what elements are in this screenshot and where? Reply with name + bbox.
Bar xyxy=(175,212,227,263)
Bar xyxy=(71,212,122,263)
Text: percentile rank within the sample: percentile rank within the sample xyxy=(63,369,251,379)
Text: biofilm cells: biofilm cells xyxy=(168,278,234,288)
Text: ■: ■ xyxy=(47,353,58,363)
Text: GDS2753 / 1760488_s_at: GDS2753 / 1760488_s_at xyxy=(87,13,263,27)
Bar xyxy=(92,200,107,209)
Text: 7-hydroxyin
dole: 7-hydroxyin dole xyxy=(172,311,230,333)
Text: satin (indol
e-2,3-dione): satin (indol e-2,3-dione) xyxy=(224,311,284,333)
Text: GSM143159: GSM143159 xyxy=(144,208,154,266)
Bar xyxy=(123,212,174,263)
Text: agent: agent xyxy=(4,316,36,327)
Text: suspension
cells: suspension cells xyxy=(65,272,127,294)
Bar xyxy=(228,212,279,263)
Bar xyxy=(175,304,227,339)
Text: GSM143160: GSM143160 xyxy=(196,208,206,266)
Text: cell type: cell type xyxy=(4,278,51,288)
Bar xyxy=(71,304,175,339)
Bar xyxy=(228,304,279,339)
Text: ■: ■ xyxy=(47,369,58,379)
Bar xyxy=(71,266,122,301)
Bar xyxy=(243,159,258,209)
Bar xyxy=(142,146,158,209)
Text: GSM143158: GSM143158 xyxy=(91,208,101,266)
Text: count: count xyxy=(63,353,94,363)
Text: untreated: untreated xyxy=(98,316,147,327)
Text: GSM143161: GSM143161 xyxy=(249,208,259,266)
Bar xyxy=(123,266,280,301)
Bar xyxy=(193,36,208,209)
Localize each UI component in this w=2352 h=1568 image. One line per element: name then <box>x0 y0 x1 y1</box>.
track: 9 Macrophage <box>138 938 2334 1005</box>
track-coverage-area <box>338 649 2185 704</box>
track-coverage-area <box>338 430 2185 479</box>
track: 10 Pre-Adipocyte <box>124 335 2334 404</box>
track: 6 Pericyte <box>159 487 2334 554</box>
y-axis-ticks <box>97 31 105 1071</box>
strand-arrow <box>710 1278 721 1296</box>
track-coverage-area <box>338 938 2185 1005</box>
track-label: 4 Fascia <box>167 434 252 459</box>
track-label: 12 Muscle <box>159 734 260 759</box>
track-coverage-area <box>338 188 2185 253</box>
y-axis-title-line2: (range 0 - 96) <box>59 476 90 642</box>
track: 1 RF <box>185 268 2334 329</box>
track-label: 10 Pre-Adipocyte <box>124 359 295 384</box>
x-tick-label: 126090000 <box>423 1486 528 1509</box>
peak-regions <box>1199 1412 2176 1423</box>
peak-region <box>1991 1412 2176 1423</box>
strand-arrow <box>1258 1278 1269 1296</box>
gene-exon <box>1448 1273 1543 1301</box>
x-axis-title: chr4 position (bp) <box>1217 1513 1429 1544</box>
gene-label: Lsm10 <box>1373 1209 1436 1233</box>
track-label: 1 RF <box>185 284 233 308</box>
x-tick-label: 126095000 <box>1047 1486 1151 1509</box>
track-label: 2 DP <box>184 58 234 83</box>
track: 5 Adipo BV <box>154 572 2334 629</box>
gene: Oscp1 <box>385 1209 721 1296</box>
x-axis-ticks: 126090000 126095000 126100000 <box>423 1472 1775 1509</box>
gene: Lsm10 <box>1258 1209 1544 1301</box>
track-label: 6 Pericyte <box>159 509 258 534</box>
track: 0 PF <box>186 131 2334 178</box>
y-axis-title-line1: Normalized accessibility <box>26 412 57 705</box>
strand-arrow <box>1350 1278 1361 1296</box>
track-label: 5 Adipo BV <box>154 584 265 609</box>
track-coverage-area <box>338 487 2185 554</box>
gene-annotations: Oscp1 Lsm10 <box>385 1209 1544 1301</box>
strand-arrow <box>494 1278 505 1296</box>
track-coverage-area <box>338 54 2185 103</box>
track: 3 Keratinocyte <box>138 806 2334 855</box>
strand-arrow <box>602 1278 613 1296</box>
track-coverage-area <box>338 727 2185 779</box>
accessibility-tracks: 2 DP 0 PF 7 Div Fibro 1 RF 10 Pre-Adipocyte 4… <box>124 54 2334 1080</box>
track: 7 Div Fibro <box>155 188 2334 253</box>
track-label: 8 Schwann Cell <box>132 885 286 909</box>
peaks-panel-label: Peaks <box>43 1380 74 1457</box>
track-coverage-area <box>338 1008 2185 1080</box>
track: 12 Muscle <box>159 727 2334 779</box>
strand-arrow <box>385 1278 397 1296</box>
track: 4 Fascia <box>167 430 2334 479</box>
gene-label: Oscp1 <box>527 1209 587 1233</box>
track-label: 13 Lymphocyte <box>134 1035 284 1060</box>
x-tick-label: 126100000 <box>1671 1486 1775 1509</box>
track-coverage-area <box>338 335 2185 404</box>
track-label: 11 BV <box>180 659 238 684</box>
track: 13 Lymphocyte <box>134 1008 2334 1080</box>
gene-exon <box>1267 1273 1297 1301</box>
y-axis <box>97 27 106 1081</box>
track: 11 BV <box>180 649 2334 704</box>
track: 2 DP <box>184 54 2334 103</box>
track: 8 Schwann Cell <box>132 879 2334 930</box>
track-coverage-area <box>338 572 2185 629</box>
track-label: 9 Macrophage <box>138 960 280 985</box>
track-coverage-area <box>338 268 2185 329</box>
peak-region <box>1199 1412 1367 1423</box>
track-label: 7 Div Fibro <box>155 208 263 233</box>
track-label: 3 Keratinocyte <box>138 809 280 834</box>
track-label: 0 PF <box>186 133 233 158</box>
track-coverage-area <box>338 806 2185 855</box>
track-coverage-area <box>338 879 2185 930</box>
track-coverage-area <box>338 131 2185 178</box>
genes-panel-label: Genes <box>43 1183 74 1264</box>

* * * * * * * * *

-- Problem requirements --
The entire listing is to be printed once more, word for word.

-- Exercise response --
what elements are in this screenshot and where? Reply with name + bbox.
Bar xyxy=(175,212,227,263)
Bar xyxy=(71,212,122,263)
Text: percentile rank within the sample: percentile rank within the sample xyxy=(63,369,251,379)
Text: biofilm cells: biofilm cells xyxy=(168,278,234,288)
Text: ■: ■ xyxy=(47,353,58,363)
Text: GDS2753 / 1760488_s_at: GDS2753 / 1760488_s_at xyxy=(87,13,263,27)
Bar xyxy=(92,200,107,209)
Text: 7-hydroxyin
dole: 7-hydroxyin dole xyxy=(172,311,230,333)
Text: satin (indol
e-2,3-dione): satin (indol e-2,3-dione) xyxy=(224,311,284,333)
Text: GSM143159: GSM143159 xyxy=(144,208,154,266)
Bar xyxy=(123,212,174,263)
Text: agent: agent xyxy=(4,316,36,327)
Text: suspension
cells: suspension cells xyxy=(65,272,127,294)
Bar xyxy=(228,212,279,263)
Bar xyxy=(175,304,227,339)
Text: GSM143160: GSM143160 xyxy=(196,208,206,266)
Text: cell type: cell type xyxy=(4,278,51,288)
Bar xyxy=(71,304,175,339)
Bar xyxy=(228,304,279,339)
Text: ■: ■ xyxy=(47,369,58,379)
Bar xyxy=(71,266,122,301)
Bar xyxy=(243,159,258,209)
Bar xyxy=(142,146,158,209)
Text: GSM143158: GSM143158 xyxy=(91,208,101,266)
Text: count: count xyxy=(63,353,94,363)
Text: untreated: untreated xyxy=(98,316,147,327)
Text: GSM143161: GSM143161 xyxy=(249,208,259,266)
Bar xyxy=(123,266,280,301)
Bar xyxy=(193,36,208,209)
Localize each UI component in this w=2352 h=1568 image. One line per element: name then <box>x0 y0 x1 y1</box>.
track: 9 Macrophage <box>138 938 2334 1005</box>
track-coverage-area <box>338 649 2185 704</box>
track-coverage-area <box>338 430 2185 479</box>
track: 10 Pre-Adipocyte <box>124 335 2334 404</box>
track: 6 Pericyte <box>159 487 2334 554</box>
y-axis-ticks <box>97 31 105 1071</box>
strand-arrow <box>710 1278 721 1296</box>
track-coverage-area <box>338 938 2185 1005</box>
track-label: 4 Fascia <box>167 434 252 459</box>
track-label: 12 Muscle <box>159 734 260 759</box>
track-coverage-area <box>338 188 2185 253</box>
y-axis-title-line2: (range 0 - 96) <box>59 476 90 642</box>
track: 1 RF <box>185 268 2334 329</box>
track-label: 10 Pre-Adipocyte <box>124 359 295 384</box>
x-tick-label: 126090000 <box>423 1486 528 1509</box>
peak-regions <box>1199 1412 2176 1423</box>
peak-region <box>1991 1412 2176 1423</box>
strand-arrow <box>1258 1278 1269 1296</box>
gene-exon <box>1448 1273 1543 1301</box>
x-axis-title: chr4 position (bp) <box>1217 1513 1429 1544</box>
gene-label: Lsm10 <box>1373 1209 1436 1233</box>
track-label: 1 RF <box>185 284 233 308</box>
x-tick-label: 126095000 <box>1047 1486 1151 1509</box>
track-label: 2 DP <box>184 58 234 83</box>
track: 5 Adipo BV <box>154 572 2334 629</box>
gene: Oscp1 <box>385 1209 721 1296</box>
x-axis-ticks: 126090000 126095000 126100000 <box>423 1472 1775 1509</box>
gene: Lsm10 <box>1258 1209 1544 1301</box>
track-label: 6 Pericyte <box>159 509 258 534</box>
track: 0 PF <box>186 131 2334 178</box>
y-axis-title-line1: Normalized accessibility <box>26 412 57 705</box>
strand-arrow <box>1350 1278 1361 1296</box>
track-label: 5 Adipo BV <box>154 584 265 609</box>
track-coverage-area <box>338 487 2185 554</box>
gene-annotations: Oscp1 Lsm10 <box>385 1209 1544 1301</box>
strand-arrow <box>494 1278 505 1296</box>
track-coverage-area <box>338 54 2185 103</box>
track: 3 Keratinocyte <box>138 806 2334 855</box>
strand-arrow <box>602 1278 613 1296</box>
track-coverage-area <box>338 727 2185 779</box>
accessibility-tracks: 2 DP 0 PF 7 Div Fibro 1 RF 10 Pre-Adipocyte 4… <box>124 54 2334 1080</box>
track: 7 Div Fibro <box>155 188 2334 253</box>
track-label: 8 Schwann Cell <box>132 885 286 909</box>
peaks-panel-label: Peaks <box>43 1380 74 1457</box>
track-coverage-area <box>338 1008 2185 1080</box>
track: 12 Muscle <box>159 727 2334 779</box>
strand-arrow <box>385 1278 397 1296</box>
track: 4 Fascia <box>167 430 2334 479</box>
gene-label: Oscp1 <box>527 1209 587 1233</box>
track-label: 13 Lymphocyte <box>134 1035 284 1060</box>
x-tick-label: 126100000 <box>1671 1486 1775 1509</box>
track-coverage-area <box>338 335 2185 404</box>
track-label: 11 BV <box>180 659 238 684</box>
track: 13 Lymphocyte <box>134 1008 2334 1080</box>
gene-exon <box>1267 1273 1297 1301</box>
y-axis <box>97 27 106 1081</box>
track: 11 BV <box>180 649 2334 704</box>
track: 2 DP <box>184 54 2334 103</box>
track: 8 Schwann Cell <box>132 879 2334 930</box>
track-coverage-area <box>338 572 2185 629</box>
track-label: 9 Macrophage <box>138 960 280 985</box>
track-coverage-area <box>338 268 2185 329</box>
peak-region <box>1199 1412 1367 1423</box>
track-label: 7 Div Fibro <box>155 208 263 233</box>
track-label: 3 Keratinocyte <box>138 809 280 834</box>
track-label: 0 PF <box>186 133 233 158</box>
track-coverage-area <box>338 806 2185 855</box>
track-coverage-area <box>338 879 2185 930</box>
track-coverage-area <box>338 131 2185 178</box>
genes-panel-label: Genes <box>43 1183 74 1264</box>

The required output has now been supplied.